## Directive
Show every line in the records below that contains the word "legend".

Stored items from a collection
= = = = = = =

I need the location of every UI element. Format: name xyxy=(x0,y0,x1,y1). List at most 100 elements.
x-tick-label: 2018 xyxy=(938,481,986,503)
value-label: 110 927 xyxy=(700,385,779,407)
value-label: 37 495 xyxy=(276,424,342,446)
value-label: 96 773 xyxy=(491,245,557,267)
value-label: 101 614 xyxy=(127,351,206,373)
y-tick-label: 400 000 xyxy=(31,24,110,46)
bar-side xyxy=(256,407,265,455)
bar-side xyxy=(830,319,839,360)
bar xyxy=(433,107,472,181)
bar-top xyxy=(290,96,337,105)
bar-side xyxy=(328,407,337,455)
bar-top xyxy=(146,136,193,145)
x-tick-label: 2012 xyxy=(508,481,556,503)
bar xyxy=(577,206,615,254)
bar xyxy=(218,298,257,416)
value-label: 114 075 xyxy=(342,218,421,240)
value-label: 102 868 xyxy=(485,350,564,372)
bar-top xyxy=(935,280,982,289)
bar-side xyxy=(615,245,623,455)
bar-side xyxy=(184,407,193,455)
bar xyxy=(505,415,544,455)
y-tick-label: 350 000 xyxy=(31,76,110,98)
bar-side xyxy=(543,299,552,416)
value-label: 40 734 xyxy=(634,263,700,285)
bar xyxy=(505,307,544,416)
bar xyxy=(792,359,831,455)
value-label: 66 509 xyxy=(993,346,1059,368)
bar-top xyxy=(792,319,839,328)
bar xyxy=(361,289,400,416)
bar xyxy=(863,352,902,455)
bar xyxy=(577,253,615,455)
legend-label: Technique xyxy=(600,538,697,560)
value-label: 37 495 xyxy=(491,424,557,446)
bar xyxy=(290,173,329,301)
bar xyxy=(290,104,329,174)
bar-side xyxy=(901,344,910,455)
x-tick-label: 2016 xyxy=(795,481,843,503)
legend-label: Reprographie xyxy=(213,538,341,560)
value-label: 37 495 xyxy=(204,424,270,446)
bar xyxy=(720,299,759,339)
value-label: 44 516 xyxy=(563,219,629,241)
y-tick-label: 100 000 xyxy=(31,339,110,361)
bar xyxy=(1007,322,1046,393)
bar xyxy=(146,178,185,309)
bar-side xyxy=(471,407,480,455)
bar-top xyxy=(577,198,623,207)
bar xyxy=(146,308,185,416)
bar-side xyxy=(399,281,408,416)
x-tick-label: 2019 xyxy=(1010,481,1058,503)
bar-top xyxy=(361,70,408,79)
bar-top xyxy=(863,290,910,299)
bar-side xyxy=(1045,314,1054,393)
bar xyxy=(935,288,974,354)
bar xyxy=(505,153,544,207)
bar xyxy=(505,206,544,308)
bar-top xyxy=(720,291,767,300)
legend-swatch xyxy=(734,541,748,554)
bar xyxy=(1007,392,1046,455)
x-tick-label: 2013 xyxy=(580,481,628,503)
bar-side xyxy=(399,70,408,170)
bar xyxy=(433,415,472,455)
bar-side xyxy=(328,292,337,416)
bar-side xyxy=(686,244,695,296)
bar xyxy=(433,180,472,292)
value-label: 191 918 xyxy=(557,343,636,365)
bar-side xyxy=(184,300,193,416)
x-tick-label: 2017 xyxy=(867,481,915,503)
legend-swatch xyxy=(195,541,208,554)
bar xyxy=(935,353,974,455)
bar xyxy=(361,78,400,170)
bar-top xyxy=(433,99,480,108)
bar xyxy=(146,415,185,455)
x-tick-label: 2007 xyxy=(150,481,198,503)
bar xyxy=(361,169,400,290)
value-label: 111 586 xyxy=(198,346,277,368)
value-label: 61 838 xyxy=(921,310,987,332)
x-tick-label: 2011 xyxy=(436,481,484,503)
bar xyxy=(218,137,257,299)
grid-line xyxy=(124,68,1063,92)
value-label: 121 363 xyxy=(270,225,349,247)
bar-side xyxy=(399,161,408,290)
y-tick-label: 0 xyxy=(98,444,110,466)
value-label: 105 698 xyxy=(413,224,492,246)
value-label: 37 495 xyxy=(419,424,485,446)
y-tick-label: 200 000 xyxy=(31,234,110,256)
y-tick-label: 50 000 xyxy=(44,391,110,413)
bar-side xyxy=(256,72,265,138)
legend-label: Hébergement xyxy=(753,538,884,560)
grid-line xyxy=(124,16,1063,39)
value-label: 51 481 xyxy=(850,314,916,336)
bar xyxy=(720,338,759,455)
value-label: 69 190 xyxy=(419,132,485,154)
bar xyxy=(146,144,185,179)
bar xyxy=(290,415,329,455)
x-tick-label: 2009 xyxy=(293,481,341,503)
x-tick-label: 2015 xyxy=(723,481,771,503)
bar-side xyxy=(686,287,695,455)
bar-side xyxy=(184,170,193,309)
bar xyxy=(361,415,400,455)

= = = = = = =

## Complete output
legend-label: Technique xyxy=(600,538,697,560)
legend-label: Reprographie xyxy=(213,538,341,560)
legend-swatch xyxy=(734,541,748,554)
legend-swatch xyxy=(195,541,208,554)
legend-label: Hébergement xyxy=(753,538,884,560)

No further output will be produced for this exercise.